Stored records:
○ ○ ○ ○
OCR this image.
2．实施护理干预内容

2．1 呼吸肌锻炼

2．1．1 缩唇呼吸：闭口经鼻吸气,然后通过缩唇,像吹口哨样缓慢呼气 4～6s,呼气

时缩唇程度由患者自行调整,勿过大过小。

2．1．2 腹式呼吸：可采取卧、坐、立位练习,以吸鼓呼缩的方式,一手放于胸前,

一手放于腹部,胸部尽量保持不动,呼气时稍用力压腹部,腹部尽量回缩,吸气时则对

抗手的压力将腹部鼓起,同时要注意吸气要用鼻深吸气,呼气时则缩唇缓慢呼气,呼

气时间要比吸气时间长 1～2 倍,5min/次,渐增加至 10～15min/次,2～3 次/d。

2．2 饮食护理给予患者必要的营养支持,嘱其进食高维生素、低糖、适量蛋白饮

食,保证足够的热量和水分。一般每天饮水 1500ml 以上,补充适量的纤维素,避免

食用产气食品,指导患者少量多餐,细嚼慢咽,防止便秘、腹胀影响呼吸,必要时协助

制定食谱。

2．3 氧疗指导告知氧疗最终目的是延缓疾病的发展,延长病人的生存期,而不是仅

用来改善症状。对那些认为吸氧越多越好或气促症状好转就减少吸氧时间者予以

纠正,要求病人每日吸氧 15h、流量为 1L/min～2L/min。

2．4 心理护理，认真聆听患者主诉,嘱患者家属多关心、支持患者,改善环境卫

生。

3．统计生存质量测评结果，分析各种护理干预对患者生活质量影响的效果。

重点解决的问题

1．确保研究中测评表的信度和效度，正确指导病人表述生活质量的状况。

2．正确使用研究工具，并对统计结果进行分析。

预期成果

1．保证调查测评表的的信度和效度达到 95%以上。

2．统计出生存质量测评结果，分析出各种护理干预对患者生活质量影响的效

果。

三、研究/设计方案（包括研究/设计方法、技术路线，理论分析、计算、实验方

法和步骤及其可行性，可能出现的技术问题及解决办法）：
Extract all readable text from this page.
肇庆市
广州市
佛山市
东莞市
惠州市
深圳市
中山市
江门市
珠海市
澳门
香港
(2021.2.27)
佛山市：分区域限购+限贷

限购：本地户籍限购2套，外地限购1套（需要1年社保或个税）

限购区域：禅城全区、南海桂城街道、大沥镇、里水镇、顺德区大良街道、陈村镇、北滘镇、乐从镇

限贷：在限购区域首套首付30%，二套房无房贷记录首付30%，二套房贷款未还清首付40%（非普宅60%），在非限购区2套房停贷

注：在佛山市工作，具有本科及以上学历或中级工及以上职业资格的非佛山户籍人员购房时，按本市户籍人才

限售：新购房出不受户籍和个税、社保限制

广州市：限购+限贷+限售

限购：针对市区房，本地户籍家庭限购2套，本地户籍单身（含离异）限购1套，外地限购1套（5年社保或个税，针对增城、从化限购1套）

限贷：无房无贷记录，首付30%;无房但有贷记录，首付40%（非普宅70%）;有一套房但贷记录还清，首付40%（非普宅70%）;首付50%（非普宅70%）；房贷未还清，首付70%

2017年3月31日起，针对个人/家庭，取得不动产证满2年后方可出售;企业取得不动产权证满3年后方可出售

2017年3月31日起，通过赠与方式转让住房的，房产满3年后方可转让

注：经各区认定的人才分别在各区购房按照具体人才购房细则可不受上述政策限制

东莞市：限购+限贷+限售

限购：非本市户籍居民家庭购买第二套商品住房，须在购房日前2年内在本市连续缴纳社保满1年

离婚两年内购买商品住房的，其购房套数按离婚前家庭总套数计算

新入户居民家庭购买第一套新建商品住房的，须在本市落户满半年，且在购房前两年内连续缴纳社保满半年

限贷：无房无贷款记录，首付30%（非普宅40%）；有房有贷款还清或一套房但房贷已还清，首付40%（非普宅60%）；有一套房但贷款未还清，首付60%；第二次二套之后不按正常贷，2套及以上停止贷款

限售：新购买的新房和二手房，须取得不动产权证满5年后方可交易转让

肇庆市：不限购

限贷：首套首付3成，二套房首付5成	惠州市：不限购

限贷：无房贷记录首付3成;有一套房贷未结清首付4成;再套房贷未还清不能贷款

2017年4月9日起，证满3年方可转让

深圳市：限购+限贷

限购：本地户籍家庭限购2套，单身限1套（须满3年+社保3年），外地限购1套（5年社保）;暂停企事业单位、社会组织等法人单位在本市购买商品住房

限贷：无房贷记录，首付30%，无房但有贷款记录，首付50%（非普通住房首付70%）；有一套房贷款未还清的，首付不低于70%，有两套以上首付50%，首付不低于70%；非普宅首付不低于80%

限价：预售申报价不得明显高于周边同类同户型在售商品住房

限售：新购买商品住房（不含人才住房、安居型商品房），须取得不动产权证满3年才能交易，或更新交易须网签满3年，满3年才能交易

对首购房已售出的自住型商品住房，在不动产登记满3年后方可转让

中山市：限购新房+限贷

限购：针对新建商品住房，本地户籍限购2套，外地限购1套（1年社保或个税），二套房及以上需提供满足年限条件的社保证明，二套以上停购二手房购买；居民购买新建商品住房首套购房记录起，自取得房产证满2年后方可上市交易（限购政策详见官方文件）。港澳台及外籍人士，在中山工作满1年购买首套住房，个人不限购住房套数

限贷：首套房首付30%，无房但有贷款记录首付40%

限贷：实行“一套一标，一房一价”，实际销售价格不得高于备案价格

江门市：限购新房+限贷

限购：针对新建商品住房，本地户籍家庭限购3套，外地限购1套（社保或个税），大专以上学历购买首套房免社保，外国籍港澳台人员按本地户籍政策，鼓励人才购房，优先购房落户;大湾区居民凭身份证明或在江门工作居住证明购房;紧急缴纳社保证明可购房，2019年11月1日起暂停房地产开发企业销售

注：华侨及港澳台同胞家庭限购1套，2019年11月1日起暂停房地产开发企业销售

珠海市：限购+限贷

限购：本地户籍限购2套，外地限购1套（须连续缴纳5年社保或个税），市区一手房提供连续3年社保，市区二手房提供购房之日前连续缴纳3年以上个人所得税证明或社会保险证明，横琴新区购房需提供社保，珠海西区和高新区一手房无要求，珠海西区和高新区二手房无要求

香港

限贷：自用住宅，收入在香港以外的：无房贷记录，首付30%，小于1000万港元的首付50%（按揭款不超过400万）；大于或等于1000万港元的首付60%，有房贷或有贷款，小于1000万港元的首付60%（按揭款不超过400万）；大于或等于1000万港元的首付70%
○ ○ ○ ○
[What you have to do]
Generate an exact reproduction of all entries.

[Exercise output]
OCR this image.
2．实施护理干预内容

2．1 呼吸肌锻炼

2．1．1 缩唇呼吸：闭口经鼻吸气,然后通过缩唇,像吹口哨样缓慢呼气 4～6s,呼气

时缩唇程度由患者自行调整,勿过大过小。

2．1．2 腹式呼吸：可采取卧、坐、立位练习,以吸鼓呼缩的方式,一手放于胸前,

一手放于腹部,胸部尽量保持不动,呼气时稍用力压腹部,腹部尽量回缩,吸气时则对

抗手的压力将腹部鼓起,同时要注意吸气要用鼻深吸气,呼气时则缩唇缓慢呼气,呼

气时间要比吸气时间长 1～2 倍,5min/次,渐增加至 10～15min/次,2～3 次/d。

2．2 饮食护理给予患者必要的营养支持,嘱其进食高维生素、低糖、适量蛋白饮

食,保证足够的热量和水分。一般每天饮水 1500ml 以上,补充适量的纤维素,避免

食用产气食品,指导患者少量多餐,细嚼慢咽,防止便秘、腹胀影响呼吸,必要时协助

制定食谱。

2．3 氧疗指导告知氧疗最终目的是延缓疾病的发展,延长病人的生存期,而不是仅

用来改善症状。对那些认为吸氧越多越好或气促症状好转就减少吸氧时间者予以

纠正,要求病人每日吸氧 15h、流量为 1L/min～2L/min。

2．4 心理护理，认真聆听患者主诉,嘱患者家属多关心、支持患者,改善环境卫

生。

3．统计生存质量测评结果，分析各种护理干预对患者生活质量影响的效果。

重点解决的问题

1．确保研究中测评表的信度和效度，正确指导病人表述生活质量的状况。

2．正确使用研究工具，并对统计结果进行分析。

预期成果

1．保证调查测评表的的信度和效度达到 95%以上。

2．统计出生存质量测评结果，分析出各种护理干预对患者生活质量影响的效

果。

三、研究/设计方案（包括研究/设计方法、技术路线，理论分析、计算、实验方

法和步骤及其可行性，可能出现的技术问题及解决办法）：
Extract all readable text from this page.
肇庆市
广州市
佛山市
东莞市
惠州市
深圳市
中山市
江门市
珠海市
澳门
香港
(2021.2.27)
佛山市：分区域限购+限贷

限购：本地户籍限购2套，外地限购1套（需要1年社保或个税）

限购区域：禅城全区、南海桂城街道、大沥镇、里水镇、顺德区大良街道、陈村镇、北滘镇、乐从镇

限贷：在限购区域首套首付30%，二套房无房贷记录首付30%，二套房贷款未还清首付40%（非普宅60%），在非限购区2套房停贷

注：在佛山市工作，具有本科及以上学历或中级工及以上职业资格的非佛山户籍人员购房时，按本市户籍人才

限售：新购房出不受户籍和个税、社保限制

广州市：限购+限贷+限售

限购：针对市区房，本地户籍家庭限购2套，本地户籍单身（含离异）限购1套，外地限购1套（5年社保或个税，针对增城、从化限购1套）

限贷：无房无贷记录，首付30%;无房但有贷记录，首付40%（非普宅70%）;有一套房但贷记录还清，首付40%（非普宅70%）;首付50%（非普宅70%）；房贷未还清，首付70%

2017年3月31日起，针对个人/家庭，取得不动产证满2年后方可出售;企业取得不动产权证满3年后方可出售

2017年3月31日起，通过赠与方式转让住房的，房产满3年后方可转让

注：经各区认定的人才分别在各区购房按照具体人才购房细则可不受上述政策限制

东莞市：限购+限贷+限售

限购：非本市户籍居民家庭购买第二套商品住房，须在购房日前2年内在本市连续缴纳社保满1年

离婚两年内购买商品住房的，其购房套数按离婚前家庭总套数计算

新入户居民家庭购买第一套新建商品住房的，须在本市落户满半年，且在购房前两年内连续缴纳社保满半年

限贷：无房无贷款记录，首付30%（非普宅40%）；有房有贷款还清或一套房但房贷已还清，首付40%（非普宅60%）；有一套房但贷款未还清，首付60%；第二次二套之后不按正常贷，2套及以上停止贷款

限售：新购买的新房和二手房，须取得不动产权证满5年后方可交易转让

肇庆市：不限购

限贷：首套首付3成，二套房首付5成	惠州市：不限购

限贷：无房贷记录首付3成;有一套房贷未结清首付4成;再套房贷未还清不能贷款

2017年4月9日起，证满3年方可转让

深圳市：限购+限贷

限购：本地户籍家庭限购2套，单身限1套（须满3年+社保3年），外地限购1套（5年社保）;暂停企事业单位、社会组织等法人单位在本市购买商品住房

限贷：无房贷记录，首付30%，无房但有贷款记录，首付50%（非普通住房首付70%）；有一套房贷款未还清的，首付不低于70%，有两套以上首付50%，首付不低于70%；非普宅首付不低于80%

限价：预售申报价不得明显高于周边同类同户型在售商品住房

限售：新购买商品住房（不含人才住房、安居型商品房），须取得不动产权证满3年才能交易，或更新交易须网签满3年，满3年才能交易

对首购房已售出的自住型商品住房，在不动产登记满3年后方可转让

中山市：限购新房+限贷

限购：针对新建商品住房，本地户籍限购2套，外地限购1套（1年社保或个税），二套房及以上需提供满足年限条件的社保证明，二套以上停购二手房购买；居民购买新建商品住房首套购房记录起，自取得房产证满2年后方可上市交易（限购政策详见官方文件）。港澳台及外籍人士，在中山工作满1年购买首套住房，个人不限购住房套数

限贷：首套房首付30%，无房但有贷款记录首付40%

限贷：实行“一套一标，一房一价”，实际销售价格不得高于备案价格

江门市：限购新房+限贷

限购：针对新建商品住房，本地户籍家庭限购3套，外地限购1套（社保或个税），大专以上学历购买首套房免社保，外国籍港澳台人员按本地户籍政策，鼓励人才购房，优先购房落户;大湾区居民凭身份证明或在江门工作居住证明购房;紧急缴纳社保证明可购房，2019年11月1日起暂停房地产开发企业销售

注：华侨及港澳台同胞家庭限购1套，2019年11月1日起暂停房地产开发企业销售

珠海市：限购+限贷

限购：本地户籍限购2套，外地限购1套（须连续缴纳5年社保或个税），市区一手房提供连续3年社保，市区二手房提供购房之日前连续缴纳3年以上个人所得税证明或社会保险证明，横琴新区购房需提供社保，珠海西区和高新区一手房无要求，珠海西区和高新区二手房无要求

香港

限贷：自用住宅，收入在香港以外的：无房贷记录，首付30%，小于1000万港元的首付50%（按揭款不超过400万）；大于或等于1000万港元的首付60%，有房贷或有贷款，小于1000万港元的首付60%（按揭款不超过400万）；大于或等于1000万港元的首付70%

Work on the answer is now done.